▶ [Your goal]: Every line of the material below should be repeated exactly.

>> BEGIN

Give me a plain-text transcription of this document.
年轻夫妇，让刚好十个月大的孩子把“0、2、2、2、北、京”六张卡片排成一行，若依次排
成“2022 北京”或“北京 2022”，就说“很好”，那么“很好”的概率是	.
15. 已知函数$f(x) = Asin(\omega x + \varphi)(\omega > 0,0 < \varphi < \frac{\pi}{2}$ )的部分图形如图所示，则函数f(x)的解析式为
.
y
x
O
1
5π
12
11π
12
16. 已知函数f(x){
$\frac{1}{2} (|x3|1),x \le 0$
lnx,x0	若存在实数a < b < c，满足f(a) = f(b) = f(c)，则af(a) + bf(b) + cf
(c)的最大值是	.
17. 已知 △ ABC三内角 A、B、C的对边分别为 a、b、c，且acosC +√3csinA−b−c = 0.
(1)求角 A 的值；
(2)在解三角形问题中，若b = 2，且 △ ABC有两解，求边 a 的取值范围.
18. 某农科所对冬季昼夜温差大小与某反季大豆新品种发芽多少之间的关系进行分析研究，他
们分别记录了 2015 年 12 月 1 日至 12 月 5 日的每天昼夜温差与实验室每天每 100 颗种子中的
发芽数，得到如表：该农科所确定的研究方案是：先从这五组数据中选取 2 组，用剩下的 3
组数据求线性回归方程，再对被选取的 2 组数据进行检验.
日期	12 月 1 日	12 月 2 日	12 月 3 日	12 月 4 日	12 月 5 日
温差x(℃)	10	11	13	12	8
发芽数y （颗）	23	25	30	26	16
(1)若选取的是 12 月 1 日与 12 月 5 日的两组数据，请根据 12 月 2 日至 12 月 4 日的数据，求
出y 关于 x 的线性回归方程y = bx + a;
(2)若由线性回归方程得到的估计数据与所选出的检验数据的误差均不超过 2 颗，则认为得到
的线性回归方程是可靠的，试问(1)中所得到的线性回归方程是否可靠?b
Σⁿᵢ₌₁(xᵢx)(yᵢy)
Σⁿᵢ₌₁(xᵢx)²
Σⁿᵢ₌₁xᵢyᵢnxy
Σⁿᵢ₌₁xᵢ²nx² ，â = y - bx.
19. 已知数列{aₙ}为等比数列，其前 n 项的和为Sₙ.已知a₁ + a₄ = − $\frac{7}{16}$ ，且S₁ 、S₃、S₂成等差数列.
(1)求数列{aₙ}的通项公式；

>> END

▶ [Result of this exercise]:
Give me a plain-text transcription of this document.
年轻夫妇，让刚好十个月大的孩子把“0、2、2、2、北、京”六张卡片排成一行，若依次排
成“2022 北京”或“北京 2022”，就说“很好”，那么“很好”的概率是	.
15. 已知函数$f(x) = Asin(\omega x + \varphi)(\omega > 0,0 < \varphi < \frac{\pi}{2}$ )的部分图形如图所示，则函数f(x)的解析式为
.
y
x
O
1
5π
12
11π
12
16. 已知函数f(x){
$\frac{1}{2} (|x3|1),x \le 0$
lnx,x0	若存在实数a < b < c，满足f(a) = f(b) = f(c)，则af(a) + bf(b) + cf
(c)的最大值是	.
17. 已知 △ ABC三内角 A、B、C的对边分别为 a、b、c，且acosC +√3csinA−b−c = 0.
(1)求角 A 的值；
(2)在解三角形问题中，若b = 2，且 △ ABC有两解，求边 a 的取值范围.
18. 某农科所对冬季昼夜温差大小与某反季大豆新品种发芽多少之间的关系进行分析研究，他
们分别记录了 2015 年 12 月 1 日至 12 月 5 日的每天昼夜温差与实验室每天每 100 颗种子中的
发芽数，得到如表：该农科所确定的研究方案是：先从这五组数据中选取 2 组，用剩下的 3
组数据求线性回归方程，再对被选取的 2 组数据进行检验.
日期	12 月 1 日	12 月 2 日	12 月 3 日	12 月 4 日	12 月 5 日
温差x(℃)	10	11	13	12	8
发芽数y （颗）	23	25	30	26	16
(1)若选取的是 12 月 1 日与 12 月 5 日的两组数据，请根据 12 月 2 日至 12 月 4 日的数据，求
出y 关于 x 的线性回归方程y = bx + a;
(2)若由线性回归方程得到的估计数据与所选出的检验数据的误差均不超过 2 颗，则认为得到
的线性回归方程是可靠的，试问(1)中所得到的线性回归方程是否可靠?b
Σⁿᵢ₌₁(xᵢx)(yᵢy)
Σⁿᵢ₌₁(xᵢx)²
Σⁿᵢ₌₁xᵢyᵢnxy
Σⁿᵢ₌₁xᵢ²nx² ，â = y - bx.
19. 已知数列{aₙ}为等比数列，其前 n 项的和为Sₙ.已知a₁ + a₄ = − $\frac{7}{16}$ ，且S₁ 、S₃、S₂成等差数列.
(1)求数列{aₙ}的通项公式；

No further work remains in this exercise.